▶ [Job]: Extract every line that contains the string "الإنجاب".

Dataset entries

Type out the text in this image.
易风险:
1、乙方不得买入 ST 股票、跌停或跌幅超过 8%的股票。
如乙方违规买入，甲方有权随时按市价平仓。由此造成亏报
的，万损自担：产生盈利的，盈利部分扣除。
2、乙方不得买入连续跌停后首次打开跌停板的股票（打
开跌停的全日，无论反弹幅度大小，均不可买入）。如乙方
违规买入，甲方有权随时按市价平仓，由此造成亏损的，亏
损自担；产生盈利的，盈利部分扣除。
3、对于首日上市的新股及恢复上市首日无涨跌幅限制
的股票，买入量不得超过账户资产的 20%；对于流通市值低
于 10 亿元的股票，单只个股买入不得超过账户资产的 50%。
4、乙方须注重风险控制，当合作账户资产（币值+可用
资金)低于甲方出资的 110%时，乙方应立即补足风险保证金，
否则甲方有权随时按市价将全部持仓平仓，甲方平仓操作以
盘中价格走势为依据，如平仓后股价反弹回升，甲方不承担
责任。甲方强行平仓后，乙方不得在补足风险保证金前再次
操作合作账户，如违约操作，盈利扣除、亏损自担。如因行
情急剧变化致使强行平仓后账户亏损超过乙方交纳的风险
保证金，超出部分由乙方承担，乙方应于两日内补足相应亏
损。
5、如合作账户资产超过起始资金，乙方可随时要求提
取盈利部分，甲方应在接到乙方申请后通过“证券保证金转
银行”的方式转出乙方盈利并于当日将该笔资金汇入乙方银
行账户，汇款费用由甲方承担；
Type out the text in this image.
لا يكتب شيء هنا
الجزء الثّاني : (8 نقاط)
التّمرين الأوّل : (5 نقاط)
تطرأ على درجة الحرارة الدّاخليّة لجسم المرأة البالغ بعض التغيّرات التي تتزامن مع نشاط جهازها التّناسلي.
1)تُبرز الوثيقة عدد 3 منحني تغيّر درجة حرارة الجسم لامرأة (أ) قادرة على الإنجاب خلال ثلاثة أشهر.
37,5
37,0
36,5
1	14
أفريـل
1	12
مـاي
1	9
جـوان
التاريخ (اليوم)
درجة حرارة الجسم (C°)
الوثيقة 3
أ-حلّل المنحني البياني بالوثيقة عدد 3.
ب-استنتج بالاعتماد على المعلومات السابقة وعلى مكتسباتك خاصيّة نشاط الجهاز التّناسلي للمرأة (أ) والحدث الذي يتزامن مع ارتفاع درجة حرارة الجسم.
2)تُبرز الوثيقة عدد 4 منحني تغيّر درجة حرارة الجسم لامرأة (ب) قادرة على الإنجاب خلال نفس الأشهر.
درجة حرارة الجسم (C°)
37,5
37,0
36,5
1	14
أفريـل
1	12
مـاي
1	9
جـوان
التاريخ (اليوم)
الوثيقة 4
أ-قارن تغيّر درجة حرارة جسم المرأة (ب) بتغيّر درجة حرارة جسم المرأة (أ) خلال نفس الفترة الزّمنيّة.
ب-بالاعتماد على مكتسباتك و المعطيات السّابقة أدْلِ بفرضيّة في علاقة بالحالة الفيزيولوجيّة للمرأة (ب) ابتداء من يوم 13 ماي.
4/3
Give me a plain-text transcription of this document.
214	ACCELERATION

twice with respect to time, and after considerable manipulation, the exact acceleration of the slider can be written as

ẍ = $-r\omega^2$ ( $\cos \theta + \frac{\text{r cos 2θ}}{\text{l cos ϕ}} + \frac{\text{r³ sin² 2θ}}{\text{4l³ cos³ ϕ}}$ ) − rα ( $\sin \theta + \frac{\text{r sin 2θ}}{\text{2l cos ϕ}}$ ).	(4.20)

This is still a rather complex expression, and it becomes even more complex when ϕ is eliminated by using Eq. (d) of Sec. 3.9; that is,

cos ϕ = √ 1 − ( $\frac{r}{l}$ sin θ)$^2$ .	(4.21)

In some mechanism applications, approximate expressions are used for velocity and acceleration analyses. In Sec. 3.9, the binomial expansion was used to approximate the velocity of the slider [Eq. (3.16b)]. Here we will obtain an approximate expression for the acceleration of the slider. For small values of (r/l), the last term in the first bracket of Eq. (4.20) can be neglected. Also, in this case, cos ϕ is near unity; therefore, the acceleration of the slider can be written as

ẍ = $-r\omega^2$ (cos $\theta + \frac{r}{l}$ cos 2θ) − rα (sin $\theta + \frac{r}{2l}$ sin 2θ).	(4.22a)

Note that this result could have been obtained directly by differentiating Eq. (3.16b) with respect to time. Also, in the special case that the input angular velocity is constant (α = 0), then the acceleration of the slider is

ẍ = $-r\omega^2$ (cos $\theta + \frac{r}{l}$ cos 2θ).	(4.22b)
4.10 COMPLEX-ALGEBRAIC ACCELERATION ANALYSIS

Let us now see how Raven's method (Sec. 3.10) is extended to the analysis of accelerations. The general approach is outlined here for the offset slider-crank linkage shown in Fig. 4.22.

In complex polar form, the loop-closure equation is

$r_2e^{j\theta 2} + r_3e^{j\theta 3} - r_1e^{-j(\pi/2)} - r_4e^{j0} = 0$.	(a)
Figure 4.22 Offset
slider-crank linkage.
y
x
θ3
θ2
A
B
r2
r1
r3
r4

▶ [Output of the task]:
1)تُبرز الوثيقة عدد 3 منحني تغيّر درجة حرارة الجسم لامرأة (أ) قادرة على الإنجاب خلال ثلاثة أشهر.
2)تُبرز الوثيقة عدد 4 منحني تغيّر درجة حرارة الجسم لامرأة (ب) قادرة على الإنجاب خلال نفس الأشهر.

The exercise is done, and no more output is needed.